§ **Problem requirements**:
Show every line of the data that includes the word "uložte".

--- Provided data Enclosed Below ---

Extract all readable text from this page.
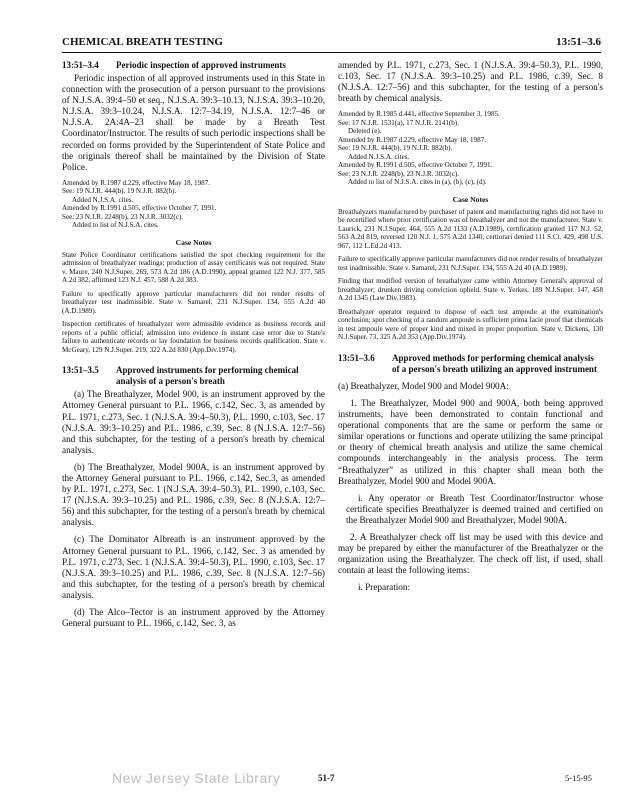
CHEMICAL BREATH TESTING	13:51–3.6
13:51–3.4	Periodic inspection of approved instruments

Periodic inspection of all approved instruments used in this State in connection with the prosecution of a person pursuant to the provisions of N.J.S.A. 39:4–50 et seq., N.J.S.A. 39:3–10.13, N.J.S.A. 39:3–10.20, N.J.S.A. 39:3–10.24, N.J.S.A. 12:7–34.19, N.J.S.A. 12:7–46 or N.J.S.A. 2A:4A–23 shall be made by a Breath Test Coordinator/Instructor. The results of such periodic inspections shall be recorded on forms provided by the Superintendent of State Police and the originals thereof shall be maintained by the Division of State Police.

Amended by R.1987 d.229, effective May 18, 1987.
See: 19 N.J.R. 444(b), 19 N.J.R. 882(b).
Added N.J.S.A. cites.
Amended by R.1991 d.505, effective October 7, 1991.
See: 23 N.J.R. 2248(b), 23 N.J.R. 3032(c).
Added to list of N.J.S.A. cites.
Case Notes
State Police Coordinator certifications satisfied the spot checking requirement for the admission of breathalyzer readings; production of assay certificates was not required. State v. Maure, 240 N.J.Super. 269, 573 A.2d 186 (A.D.1990), appeal granted 122 N.J. 377, 585 A.2d 382, affirmed 123 N.J. 457, 588 A.2d 383.
Failure to specifically approve particular manufacturers did not render results of breathalyzer test inadmissible. State v. Samarel, 231 N.J.Super. 134, 555 A.2d 40 (A.D.1989).
Inspection certificates of breathalyzer were admissible evidence as business records and reports of a public official; admission into evidence in instant case error due to State's failure to authenticate records or lay foundation for business records qualification. State v. McGeary, 129 N.J.Super. 219, 322 A.2d 830 (App.Div.1974).
13:51–3.5	Approved instruments for performing chemical analysis of a person's breath

(a) The Breathalyzer, Model 900, is an instrument approved by the Attorney General pursuant to P.L. 1966, c.142, Sec. 3, as amended by P.L. 1971, c.273, Sec. 1 (N.J.S.A. 39:4–50.3), P.L. 1990, c.103, Sec. 17 (N.J.S.A. 39:3–10.25) and P.L. 1986, c.39, Sec. 8 (N.J.S.A. 12:7–56) and this subchapter, for the testing of a person's breath by chemical analysis.

(b) The Breathalyzer, Model 900A, is an instrument approved by the Attorney General pursuant to P.L. 1966, c.142, Sec.3, as amended by P.L. 1971, c.273, Sec. 1 (N.J.S.A. 39:4–50.3), P.L. 1990, c.103, Sec. 17 (N.J.S.A. 39:3–10.25) and P.L. 1986, c.39, Sec. 8 (N.J.S.A. 12:7–56) and this subchapter, for the testing of a person's breath by chemical analysis.

(c) The Dominator Albreath is an instrument approved by the Attorney General pursuant to P.L. 1966, c.142, Sec. 3 as amended by P.L. 1971, c.273, Sec. 1 (N.J.S.A. 39:4–50.3), P.L. 1990, c.103, Sec. 17 (N.J.S.A. 39:3–10.25) and P.L. 1986, c.39, Sec. 8 (N.J.S.A. 12:7–56) and this subchapter, for the testing of a person's breath by chemical analysis.

(d) The Alco–Tector is an instrument approved by the Attorney General pursuant to P.L. 1966, c.142, Sec. 3, as

amended by P.L. 1971, c.273, Sec. 1 (N.J.S.A. 39:4–50.3), P.L. 1990, c.103, Sec. 17 (N.J.S.A. 39:3–10.25) and P.L. 1986, c.39, Sec. 8 (N.J.S.A. 12:7–56) and this subchapter, for the testing of a person's breath by chemical analysis.

Amended by R.1985 d.441, effective September 3, 1985.
See: 17 N.J.R. 1531(a), 17 N.J.R. 2141(b).
Deleted (e).
Amended by R.1987 d.229, effective May 18, 1987.
See: 19 N.J.R. 444(b), 19 N.J.R. 882(b).
Added N.J.S.A. cites.
Amended by R.1991 d.505, effective October 7, 1991.
See: 23 N.J.R. 2248(b), 23 N.J.R. 3032(c).
Added to list of N.J.S.A. cites in (a), (b), (c), (d).
Case Notes
Breathalyzers manufactured by purchaser of patent and manufacturing rights did not have to be recertified where prior certification was of breathalyzer and not the manufacturer. State v. Laurick, 231 N.J.Super. 464, 555 A.2d 1133 (A.D.1989), certification granted 117 N.J. 52, 563 A.2d 819, reversed 120 N.J. 1, 575 A.2d 1340, certiorari denied 111 S.Ct. 429, 498 U.S. 967, 112 L.Ed.2d 413.
Failure to specifically approve particular manufacturers did not render results of breathalyzer test inadmissible. State v. Samarel, 231 N.J.Super. 134, 555 A.2d 40 (A.D.1989).
Finding that modified version of breathalyzer came within Attorney General's approval of breathalyzer; drunken driving conviction upheld. State v. Yerkes, 189 N.J.Super. 147, 458 A.2d 1345 (Law Div.1983).
Breathalyzer operator required to dispose of each test ampoule at the examination's conclusion; spot checking of a random ampoule is sufficient prima facie proof that chemicals in test ampoule were of proper kind and mixed in proper proportion. State v. Dickens, 130 N.J.Super. 73, 325 A.2d 353 (App.Div.1974).
13:51–3.6	Approved methods for performing chemical analysis of a person's breath utilizing an approved instrument

(a) Breathalyzer, Model 900 and Model 900A:

1. The Breathalyzer, Model 900 and 900A, both being approved instruments, have been demonstrated to contain functional and operational components that are the same or perform the same or similar operations or functions and operate utilizing the same principal or theory of chemical breath analysis and utilize the same chemical compounds interchangeably in the analysis process. The term “Breathalyzer” as utilized in this chapter shall mean both the Breathalyzer, Model 900 and Model 900A.

i. Any operator or Breath Test Coordinator/Instructor whose certificate specifies Breathalyzer is deemed trained and certified on the Breathalyzer Model 900 and Breathalyzer, Model 900A.

2. A Breathalyzer check off list may be used with this device and may be prepared by either the manufacturer of the Breathalyzer or the organization using the Breathalyzer. The check off list, if used, shall contain at least the following items:

i. Preparation:

New Jersey State Library	51-7	5-15-95
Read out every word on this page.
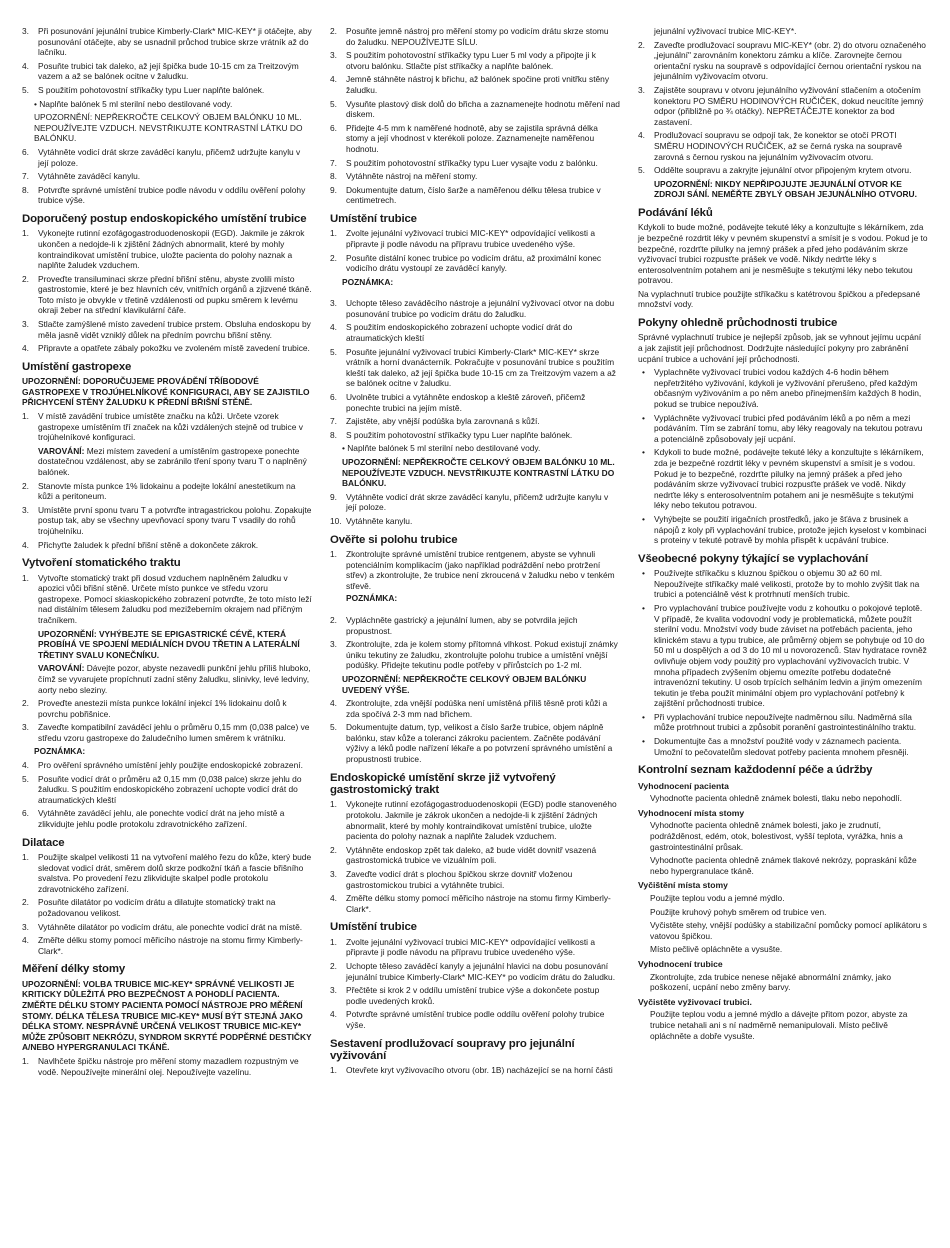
3. Při posunování jejunální trubice Kimberly-Clark* MIC-KEY* ji otáčejte, aby posunování otáčejte, aby se usnadnil průchod trubice skrze vrátník až do lačníku.
4. Posuňte trubici tak daleko, až její špička bude 10-15 cm za Treitzovým vazem a až se balónek ocitne v žaludku.
5. S použitím pohotovostní stříkačky typu Luer naplňte balónek.

• Naplňte balónek 5 ml sterilní nebo destilované vody.

UPOZORNĚNÍ: NEPŘEKROČTE CELKOVÝ OBJEM BALÓNKU 10 ML. NEPOUŽÍVEJTE VZDUCH. NEVSTŘIKUJTE KONTRASTNÍ LÁTKU DO BALÓNKU.

6. Vytáhněte vodicí drát skrze zaváděcí kanylu, přičemž udržujte kanylu v její poloze.
7. Vytáhněte zaváděcí kanylu.
8. Potvrďte správné umístění trubice podle návodu v oddílu ověření polohy trubice výše.
Doporučený postup endoskopického umístění trubice
1. Vykonejte rutinní ezofágogastroduodenoskopii (EGD). Jakmile je zákrok ukončen a nedojde-li k zjištění žádných abnormalit, které by mohly kontraindikovat umístění trubice, uložte pacienta do polohy naznak a naplňte žaludek vzduchem.
2. Proveďte transiluminaci skrze přední břišní stěnu, abyste zvolili místo gastrostomie, které je bez hlavních cév, vnitřních orgánů a zjizvené tkáně. Toto místo je obvykle v třetině vzdálenosti od pupku směrem k levému okraji žeber na střední klavikulární čáře.
3. Stlačte zamýšlené místo zavedení trubice prstem. Obsluha endoskopu by měla jasně vidět vzniklý důlek na předním povrchu břišní stěny.
4. Připravte a opatřete zábaly pokožku ve zvoleném místě zavedení trubice.
Umístění gastropexe

UPOZORNĚNÍ: DOPORUČUJEME PROVÁDĚNÍ TŘÍBODOVÉ GASTROPEXE V TROJÚHELNÍKOVÉ KONFIGURACI, ABY SE ZAJISTILO PŘICHYCENÍ STĚNY ŽALUDKU K PŘEDNÍ BŘIŠNÍ STĚNĚ.

1. V místě zavádění trubice umístěte značku na kůži. Určete vzorek gastropexe umístěním tří značek na kůži vzdálených stejně od trubice v trojúhelníkové konfiguraci.

VAROVÁNÍ: Mezi místem zavedení a umístěním gastropexe ponechte dostatečnou vzdálenost, aby se zabránilo tření spony tvaru T o naplněný balónek.

2. Stanovte místa punkce 1% lidokainu a podejte lokální anestetikum na kůži a peritoneum.
3. Umístěte první sponu tvaru T a potvrďte intragastrickou polohu. Zopakujte postup tak, aby se všechny upevňovací spony tvaru T vsadily do rohů trojúhelníku.
4. Přichyťte žaludek k přední břišní stěně a dokončete zákrok.
Vytvoření stomatického traktu
1. Vytvořte stomatický trakt při dosud vzduchem naplněném žaludku v apozici vůči břišní stěně. Určete místo punkce ve středu vzoru gastropexe. Pomocí skiaskopického zobrazení potvrďte, že toto místo leží nad distálním tělesem žaludku pod mezižeberním okrajem nad příčným tračníkem.

UPOZORNĚNÍ: VYHÝBEJTE SE EPIGASTRICKÉ CÉVĚ, KTERÁ PROBÍHÁ VE SPOJENÍ MEDIÁLNÍCH DVOU TŘETIN A LATERÁLNÍ TŘETINY SVALU KONEČNÍKU.

VAROVÁNÍ: Dávejte pozor, abyste nezavedli punkční jehlu příliš hluboko, čímž se vyvarujete propíchnutí zadní stěny žaludku, slinivky, levé ledviny, aorty nebo sleziny.

2. Proveďte anestezii místa punkce lokální injekcí 1% lidokainu dolů k povrchu pobřišnice.
3. Zaveďte kompatibilní zaváděcí jehlu o průměru 0,15 mm (0,038 palce) ve středu vzoru gastropexe do žaludečního lumen směrem k vrátníku.

POZNÁMKA:

4. Pro ověření správného umístění jehly použijte endoskopické zobrazení.
5. Posuňte vodicí drát o průměru až 0,15 mm (0,038 palce) skrze jehlu do žaludku. S použitím endoskopického zobrazení uchopte vodicí drát do atraumatických kleští
6. Vytáhněte zaváděcí jehlu, ale ponechte vodicí drát na jeho místě a zlikvidujte jehlu podle protokolu zdravotnického zařízení.
Dilatace
1. Použijte skalpel velikosti 11 na vytvoření malého řezu do kůže, který bude sledovat vodicí drát, směrem dolů skrze podkožní tkáň a fascie břišního svalstva. Po provedení řezu zlikvidujte skalpel podle protokolu zdravotnického zařízení.
2. Posuňte dilatátor po vodicím drátu a dilatujte stomatický trakt na požadovanou velikost.
3. Vytáhněte dilatátor po vodicím drátu, ale ponechte vodicí drát na místě.
4. Změřte délku stomy pomocí měřicího nástroje na stomu firmy Kimberly-Clark*.
Měření délky stomy

UPOZORNĚNÍ: VOLBA TRUBICE MIC-KEY* SPRÁVNÉ VELIKOSTI JE KRITICKY DŮLEŽITÁ PRO BEZPEČNOST A POHODLÍ PACIENTA. ZMĚŘTE DÉLKU STOMY PACIENTA POMOCÍ NÁSTROJE PRO MĚŘENÍ STOMY. DÉLKA TĚLESA TRUBICE MIC-KEY* MUSÍ BÝT STEJNÁ JAKO DÉLKA STOMY. NESPRÁVNĚ URČENÁ VELIKOST TRUBICE MIC-KEY* MŮŽE ZPŮSOBIT NEKRÓZU, SYNDROM SKRYTÉ PODPĚRNÉ DESTIČKY A/NEBO HYPERGRANULACI TKÁNĚ.

1. Navlhčete špičku nástroje pro měření stomy mazadlem rozpustným ve vodě. Nepoužívejte minerální olej. Nepoužívejte vazelínu.
2. Posuňte jemně nástroj pro měření stomy po vodicím drátu skrze stomu do žaludku. NEPOUŽÍVEJTE SÍLU.
3. S použitím pohotovostní stříkačky typu Luer 5 ml vody a připojte ji k otvoru balónku. Stlačte píst stříkačky a naplňte balónek.
4. Jemně stáhněte nástroj k břichu, až balónek spočine proti vnitřku stěny žaludku.
5. Vysuňte plastový disk dolů do břicha a zaznamenejte hodnotu měření nad diskem.
6. Přidejte 4-5 mm k naměřené hodnotě, aby se zajistila správná délka stomy a její vhodnost v kterékoli poloze. Zaznamenejte naměřenou hodnotu.
7. S použitím pohotovostní stříkačky typu Luer vysajte vodu z balónku.
8. Vytáhněte nástroj na měření stomy.
9. Dokumentujte datum, číslo šarže a naměřenou délku tělesa trubice v centimetrech.
Umístění trubice
1. Zvolte jejunální vyživovací trubici MIC-KEY* odpovídající velikosti a připravte ji podle návodu na přípravu trubice uvedeného výše.
2. Posuňte distální konec trubice po vodicím drátu, až proximální konec vodicího drátu vystoupí ze zaváděcí kanyly.

POZNÁMKA:

3. Uchopte těleso zaváděcího nástroje a jejunální vyživovací otvor na dobu posunování trubice po vodicím drátu do žaludku.
4. S použitím endoskopického zobrazení uchopte vodicí drát do atraumatických kleští
5. Posuňte jejunální vyživovací trubici Kimberly-Clark* MIC-KEY* skrze vrátník a horní dvanácterník. Pokračujte v posunování trubice s použitím kleští tak daleko, až její špička bude 10-15 cm za Treitzovým vazem a až se balónek ocitne v žaludku.
6. Uvolněte trubici a vytáhněte endoskop a kleště zároveň, přičemž ponechte trubici na jejím místě.
7. Zajistěte, aby vnější podúška byla zarovnaná s kůží.
8. S použitím pohotovostní stříkačky typu Luer naplňte balónek.

• Naplňte balónek 5 ml sterilní nebo destilované vody.

UPOZORNĚNÍ: NEPŘEKROČTE CELKOVÝ OBJEM BALÓNKU 10 ML. NEPOUŽÍVEJTE VZDUCH. NEVSTŘIKUJTE KONTRASTNÍ LÁTKU DO BALÓNKU.

9. Vytáhněte vodicí drát skrze zaváděcí kanylu, přičemž udržujte kanylu v její poloze.
10. Vytáhněte kanylu.
Ověřte si polohu trubice
1. Zkontrolujte správné umístění trubice rentgenem, abyste se vyhnuli potenciálním komplikacím (jako například podráždění nebo protržení střev) a zkontrolujte, že trubice není zkroucená v žaludku nebo v tenkém střevě.

POZNÁMKA:

2. Vypláchněte gastrický a jejunální lumen, aby se potvrdila jejich propustnost.
3. Zkontrolujte, zda je kolem stomy přítomná vlhkost. Pokud existují známky úniku tekutiny ze žaludku, zkontrolujte polohu trubice a umístění vnější podúšky. Přidejte tekutinu podle potřeby v přírůstcích po 1-2 ml.

UPOZORNĚNÍ: NEPŘEKROČTE CELKOVÝ OBJEM BALÓNKU UVEDENÝ VÝŠE.

4. Zkontrolujte, zda vnější podúška není umístěná příliš těsně proti kůži a zda spočívá 2-3 mm nad břichem.
5. Dokumentujte datum, typ, velikost a číslo šarže trubice, objem náplně balónku, stav kůže a toleranci zákroku pacientem. Začněte podávání výživy a léků podle nařízení lékaře a po potvrzení správného umístění a propustnosti trubice.
Endoskopické umístění skrze již vytvořený gastrostomický trakt
1. Vykonejte rutinní ezofágogastroduodenoskopii (EGD) podle stanoveného protokolu. Jakmile je zákrok ukončen a nedojde-li k zjištění žádných abnormalit, které by mohly kontraindikovat umístění trubice, uložte pacienta do polohy naznak a naplňte žaludek vzduchem.
2. Vytáhněte endoskop zpět tak daleko, až bude vidět dovnitř vsazená gastrostomická trubice ve vizuálním poli.
3. Zaveďte vodicí drát s plochou špičkou skrze dovnitř vloženou gastrostomickou trubici a vytáhněte trubici.
4. Změřte délku stomy pomocí měřicího nástroje na stomu firmy Kimberly-Clark*.
Umístění trubice
1. Zvolte jejunální vyživovací trubici MIC-KEY* odpovídající velikosti a připravte ji podle návodu na přípravu trubice uvedeného výše.
2. Uchopte těleso zaváděcí kanyly a jejunální hlavici na dobu posunování jejunální trubice Kimberly-Clark* MIC-KEY* po vodicím drátu do žaludku.
3. Přečtěte si krok 2 v oddílu umístění trubice výše a dokončete postup podle uvedených kroků.
4. Potvrďte správné umístění trubice podle oddílu ověření polohy trubice výše.
Sestavení prodlužovací soupravy pro jejunální vyživování
1. Otevřete kryt vyživovacího otvoru (obr. 1B) nacházející se na horní části

jejunální vyživovací trubice MIC-KEY*.

2. Zaveďte prodlužovací soupravu MIC-KEY* (obr. 2) do otvoru označeného „jejunální" zarovnáním konektoru zámku a klíče. Zarovnejte černou orientační rysku na soupravě s odpovídající černou orientační ryskou na jejunálním vyživovacím otvoru.
3. Zajistěte soupravu v otvoru jejunálního vyživování stlačením a otočením konektoru PO SMĚRU HODINOVÝCH RUČIČEK, dokud neucítíte jemný odpor (přibližně po ¾ otáčky). NEPŘETÁČEJTE konektor za bod zastavení.
4. Prodlužovací soupravu se odpojí tak, že konektor se otočí PROTI SMĚRU HODINOVÝCH RUČIČEK, až se černá ryska na soupravě zarovná s černou ryskou na jejunálním vyživovacím otvoru.
5. Oddělte soupravu a zakryjte jejunální otvor připojeným krytem otvoru.

UPOZORNĚNÍ: NIKDY NEPŘIPOJUJTE JEJUNÁLNÍ OTVOR KE ZDROJI SÁNÍ. NEMĚŘTE ZBYLÝ OBSAH JEJUNÁLNÍHO OTVORU.

Podávání léků

Kdykoli to bude možné, podávejte tekuté léky a konzultujte s lékárníkem, zda je bezpečné rozdrtit léky v pevném skupenství a smísit je s vodou. Pokud je to bezpečné, rozdrťte pilulky na jemný prášek a před jeho podáváním skrze vyživovací trubici rozpusťte prášek ve vodě. Nikdy nedrťte léky s enterosolventním potahem ani je nesměšujte s tekutými léky nebo tekutou potravou.

Na vyplachnutí trubice použijte stříkačku s katétrovou špičkou a předepsané množství vody.

Pokyny ohledně průchodnosti trubice

Správné vyplachnutí trubice je nejlepší způsob, jak se vyhnout jejímu ucpání a jak zajistit její průchodnost. Dodržujte následující pokyny pro zabránění ucpání trubice a uchování její průchodnosti.

• Vyplachněte vyživovací trubici vodou každých 4-6 hodin během nepřetržitého vyživování, kdykoli je vyživování přerušeno, před každým občasným vyživováním a po něm anebo přinejmenším každých 8 hodin, pokud se trubice nepoužívá.
• Vypláchněte vyživovací trubici před podáváním léků a po něm a mezi podáváním. Tím se zabrání tomu, aby léky reagovaly na tekutou potravu a potenciálně způsobovaly její ucpání.
• Kdykoli to bude možné, podávejte tekuté léky a konzultujte s lékárníkem, zda je bezpečné rozdrtit léky v pevném skupenství a smísit je s vodou. Pokud je to bezpečné, rozdrťte pilulky na jemný prášek a před jeho podáváním skrze vyživovací trubici rozpusťte prášek ve vodě. Nikdy nedrťte léky s enterosolventním potahem ani je nesměšujte s tekutými léky nebo tekutou potravou.
• Vyhýbejte se použití irigačních prostředků, jako je šťáva z brusinek a nápojů z koly při vyplachování trubice, protože jejich kyselost v kombinaci s proteiny v tekuté potravě by mohla přispět k ucpávání trubice.
Všeobecné pokyny týkající se vyplachování
• Používejte stříkačku s kluznou špičkou o objemu 30 až 60 ml. Nepoužívejte stříkačky malé velikosti, protože by to mohlo zvýšit tlak na trubici a potenciálně vést k protrhnutí menších trubic.
• Pro vyplachování trubice používejte vodu z kohoutku o pokojové teplotě. V případě, že kvalita vodovodní vody je problematická, můžete použít sterilní vodu. Množství vody bude záviset na potřebách pacienta, jeho klinickém stavu a typu trubice, ale průměrný objem se pohybuje od 10 do 50 ml u dospělých a od 3 do 10 ml u novorozenců. Stav hydratace rovněž ovlivňuje objem vody použitý pro vyplachování vyživovacích trubic. V mnoha případech zvýšením objemu omezíte potřebu dodatečné intravenózní tekutiny. U osob trpících selháním ledvin a jiným omezením tekutin je třeba použít minimální objem pro vyplachování potřebný k zajištění průchodnosti trubice.
• Při vyplachování trubice nepoužívejte nadměrnou sílu. Nadměrná síla může protrhnout trubici a způsobit poranění gastrointestinálního traktu.
• Dokumentujte čas a množství použité vody v záznamech pacienta. Umožní to pečovatelům sledovat potřeby pacienta mnohem přesněji.
Kontrolní seznam každodenní péče a údržby
Vyhodnocení pacienta

Vyhodnoťte pacienta ohledně známek bolesti, tlaku nebo nepohodlí.

Vyhodnocení místa stomy

Vyhodnoťte pacienta ohledně známek bolesti, jako je zrudnutí, podrážděnost, edém, otok, bolestivost, vyšší teplota, vyrážka, hnis a gastrointestinální průsak.

Vyhodnoťte pacienta ohledně známek tlakové nekrózy, popraskání kůže nebo hypergranulace tkáně.

Vyčištění místa stomy

Použijte teplou vodu a jemné mýdlo.

Použijte kruhový pohyb směrem od trubice ven.

Vyčistěte stehy, vnější podúšky a stabilizační pomůcky pomocí aplikátoru s vatovou špičkou.

Místo pečlivě opláchněte a vysušte.

Vyhodnocení trubice

Zkontrolujte, zda trubice nenese nějaké abnormální známky, jako poškození, ucpání nebo změny barvy.

Vyčistěte vyživovací trubici.

Použijte teplou vodu a jemné mýdlo a dávejte přitom pozor, abyste za trubice netahali ani s ní nadměrně nemanipulovali. Místo pečlivě opláchněte a dobře vysušte.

--- End of Enclosed Provided data ---

§ **Written solution**:
1. Vykonejte rutinní ezofágogastroduodenoskopii (EGD). Jakmile je zákrok ukončen a nedojde-li k zjištění žádných abnormalit, které by mohly kontraindikovat umístění trubice, uložte pacienta do polohy naznak a naplňte žaludek vzduchem.
1. Vykonejte rutinní ezofágogastroduodenoskopii (EGD) podle stanoveného protokolu. Jakmile je zákrok ukončen a nedojde-li k zjištění žádných abnormalit, které by mohly kontraindikovat umístění trubice, uložte pacienta do polohy naznak a naplňte žaludek vzduchem.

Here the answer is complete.